- _WHAT YOU WILL DO_: Please list all lines of the material below in which the string "breadcrumb" occurs.

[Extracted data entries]
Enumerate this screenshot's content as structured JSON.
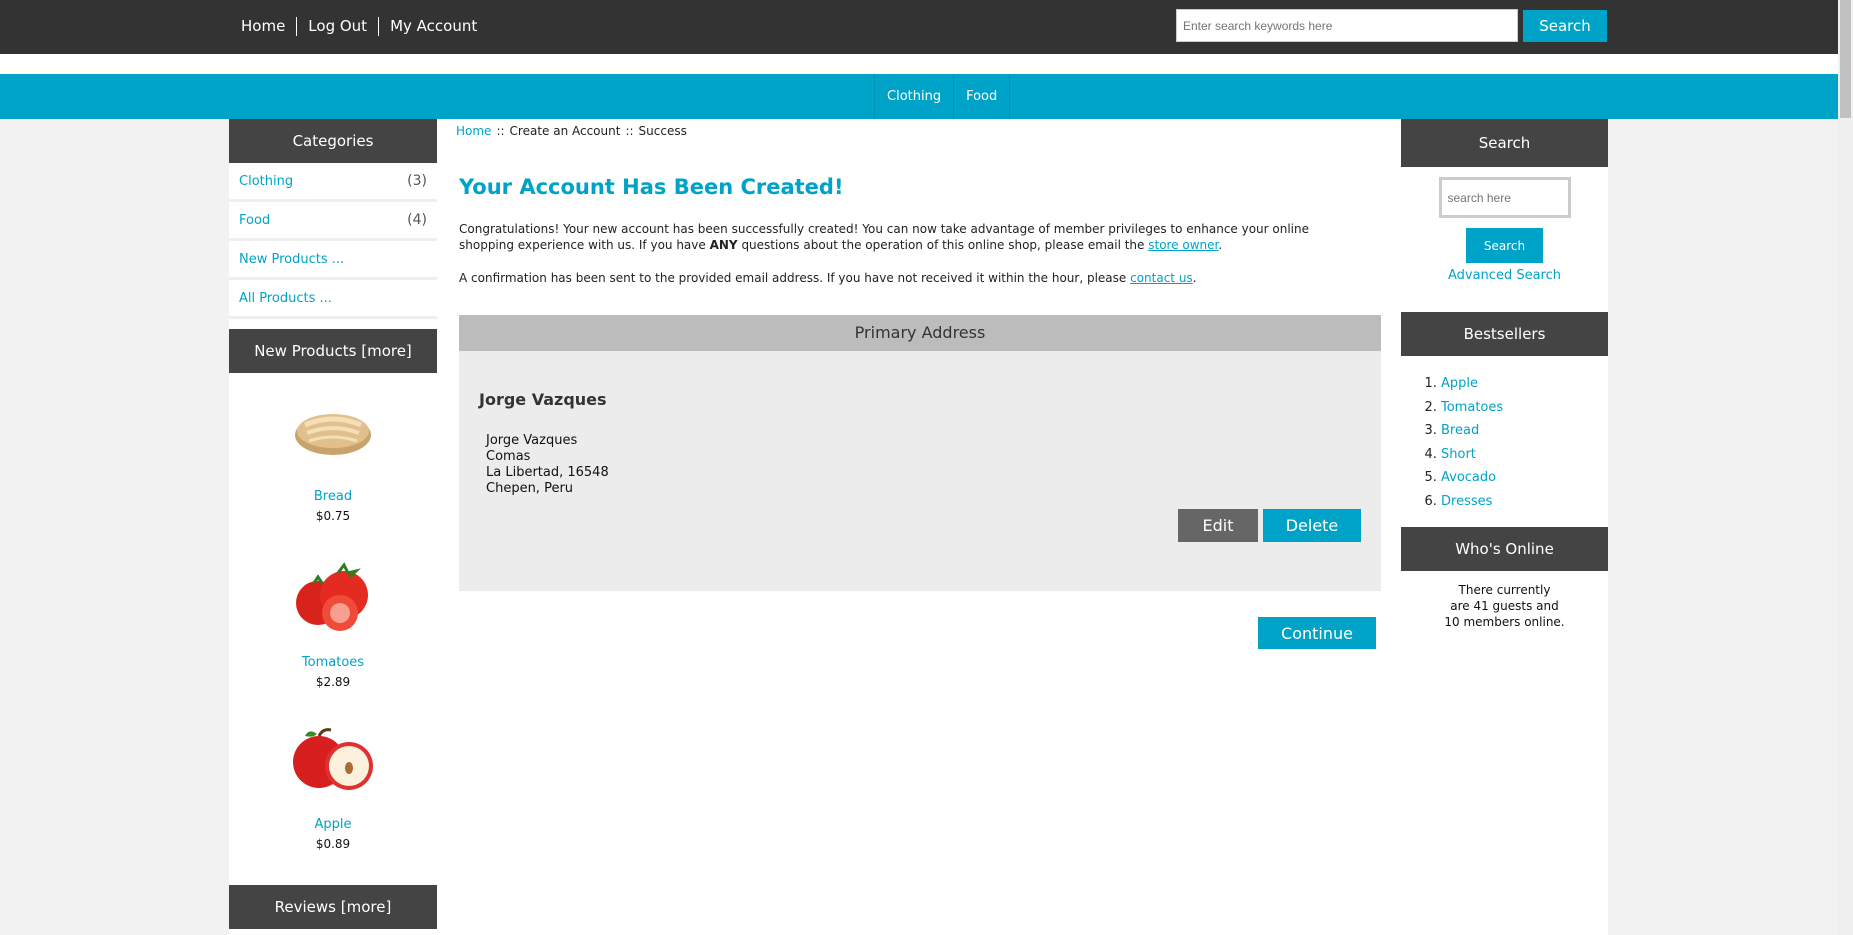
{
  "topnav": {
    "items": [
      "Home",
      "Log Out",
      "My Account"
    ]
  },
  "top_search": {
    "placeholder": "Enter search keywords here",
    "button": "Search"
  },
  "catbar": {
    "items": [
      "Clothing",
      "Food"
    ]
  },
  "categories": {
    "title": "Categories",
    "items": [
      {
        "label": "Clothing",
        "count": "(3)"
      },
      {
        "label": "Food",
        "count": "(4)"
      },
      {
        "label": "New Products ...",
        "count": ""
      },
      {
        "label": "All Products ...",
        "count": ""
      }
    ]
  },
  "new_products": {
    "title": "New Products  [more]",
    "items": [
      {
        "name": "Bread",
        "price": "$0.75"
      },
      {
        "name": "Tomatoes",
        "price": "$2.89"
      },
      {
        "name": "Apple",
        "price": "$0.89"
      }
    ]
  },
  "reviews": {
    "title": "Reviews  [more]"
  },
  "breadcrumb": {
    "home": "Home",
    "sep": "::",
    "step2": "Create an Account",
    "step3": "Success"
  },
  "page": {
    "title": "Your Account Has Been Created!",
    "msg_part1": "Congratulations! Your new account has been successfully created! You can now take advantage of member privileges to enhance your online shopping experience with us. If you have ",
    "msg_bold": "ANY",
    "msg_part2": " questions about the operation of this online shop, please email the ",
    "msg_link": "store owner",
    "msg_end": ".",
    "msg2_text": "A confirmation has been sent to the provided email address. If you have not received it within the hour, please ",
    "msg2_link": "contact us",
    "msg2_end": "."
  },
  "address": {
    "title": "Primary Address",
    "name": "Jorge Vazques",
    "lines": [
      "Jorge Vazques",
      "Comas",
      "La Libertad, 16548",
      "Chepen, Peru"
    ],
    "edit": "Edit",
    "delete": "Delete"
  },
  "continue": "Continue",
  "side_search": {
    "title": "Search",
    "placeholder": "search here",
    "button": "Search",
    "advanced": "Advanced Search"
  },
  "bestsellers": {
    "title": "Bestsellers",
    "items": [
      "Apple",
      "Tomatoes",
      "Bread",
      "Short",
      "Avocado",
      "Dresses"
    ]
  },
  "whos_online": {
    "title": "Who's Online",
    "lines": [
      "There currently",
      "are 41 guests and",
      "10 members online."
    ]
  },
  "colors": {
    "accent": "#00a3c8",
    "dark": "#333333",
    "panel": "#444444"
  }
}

---

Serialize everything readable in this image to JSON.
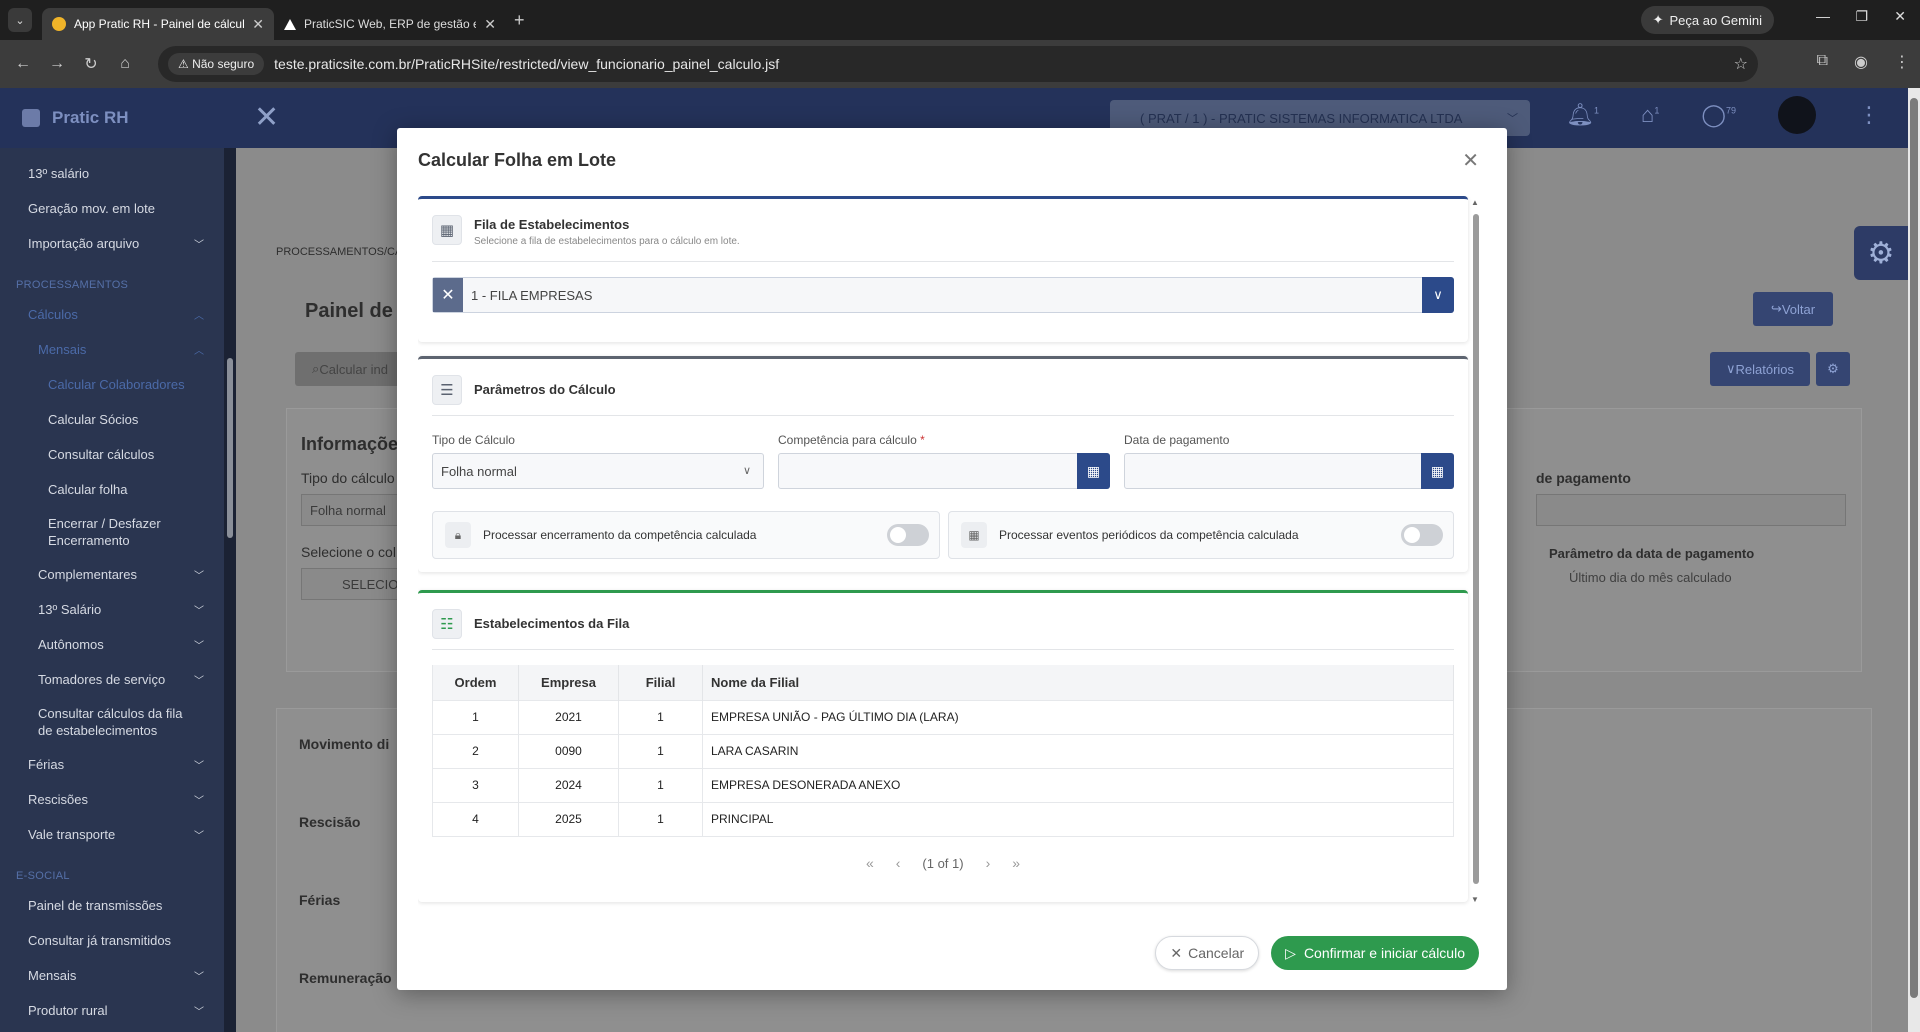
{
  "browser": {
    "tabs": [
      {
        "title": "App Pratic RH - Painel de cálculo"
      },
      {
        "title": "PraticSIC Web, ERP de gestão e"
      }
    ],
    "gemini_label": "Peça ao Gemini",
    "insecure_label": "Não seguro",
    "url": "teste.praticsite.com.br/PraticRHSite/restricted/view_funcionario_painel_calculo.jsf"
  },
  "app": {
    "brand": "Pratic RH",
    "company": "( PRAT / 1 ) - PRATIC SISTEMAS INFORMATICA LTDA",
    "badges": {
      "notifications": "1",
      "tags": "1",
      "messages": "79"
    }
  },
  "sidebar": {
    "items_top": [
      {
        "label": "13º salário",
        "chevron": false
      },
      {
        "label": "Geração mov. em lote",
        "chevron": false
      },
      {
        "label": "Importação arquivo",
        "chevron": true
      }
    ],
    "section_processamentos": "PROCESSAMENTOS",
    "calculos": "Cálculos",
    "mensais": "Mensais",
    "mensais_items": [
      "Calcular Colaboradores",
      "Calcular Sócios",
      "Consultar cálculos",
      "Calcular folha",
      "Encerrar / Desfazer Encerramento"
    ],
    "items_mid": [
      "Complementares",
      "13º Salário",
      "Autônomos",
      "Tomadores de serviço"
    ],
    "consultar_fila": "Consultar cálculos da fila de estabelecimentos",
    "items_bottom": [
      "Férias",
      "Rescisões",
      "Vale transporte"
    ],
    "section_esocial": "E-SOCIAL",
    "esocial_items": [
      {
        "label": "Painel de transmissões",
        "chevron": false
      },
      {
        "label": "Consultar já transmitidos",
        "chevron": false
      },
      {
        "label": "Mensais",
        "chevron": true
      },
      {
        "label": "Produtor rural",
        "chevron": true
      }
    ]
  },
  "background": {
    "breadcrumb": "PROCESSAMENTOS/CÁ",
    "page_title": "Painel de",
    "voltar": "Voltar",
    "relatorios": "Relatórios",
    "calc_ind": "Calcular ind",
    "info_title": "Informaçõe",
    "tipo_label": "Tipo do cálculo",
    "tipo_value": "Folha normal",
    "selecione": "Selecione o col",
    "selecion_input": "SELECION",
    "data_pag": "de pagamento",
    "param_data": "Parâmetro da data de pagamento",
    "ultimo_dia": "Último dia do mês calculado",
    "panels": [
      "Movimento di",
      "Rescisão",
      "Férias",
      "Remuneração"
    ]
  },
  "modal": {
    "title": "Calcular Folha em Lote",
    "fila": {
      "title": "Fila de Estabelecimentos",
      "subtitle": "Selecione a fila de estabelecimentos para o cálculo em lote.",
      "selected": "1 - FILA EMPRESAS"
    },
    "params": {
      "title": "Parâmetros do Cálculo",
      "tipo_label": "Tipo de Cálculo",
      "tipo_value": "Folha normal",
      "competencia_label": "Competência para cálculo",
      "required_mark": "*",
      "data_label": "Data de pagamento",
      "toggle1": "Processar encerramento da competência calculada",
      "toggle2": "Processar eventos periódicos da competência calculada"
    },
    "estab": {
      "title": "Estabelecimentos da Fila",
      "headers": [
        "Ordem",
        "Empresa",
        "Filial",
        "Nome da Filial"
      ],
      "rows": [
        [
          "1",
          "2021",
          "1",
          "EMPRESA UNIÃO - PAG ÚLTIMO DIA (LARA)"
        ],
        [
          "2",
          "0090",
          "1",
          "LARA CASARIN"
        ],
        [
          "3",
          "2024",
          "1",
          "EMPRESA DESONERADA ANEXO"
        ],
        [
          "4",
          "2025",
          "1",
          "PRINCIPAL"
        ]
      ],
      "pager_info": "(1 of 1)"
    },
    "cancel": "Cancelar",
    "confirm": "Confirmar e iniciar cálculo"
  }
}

- _WORKED ANSWER_:
  "breadcrumb": {
    "breadcrumb": "PROCESSAMENTOS/CÁ",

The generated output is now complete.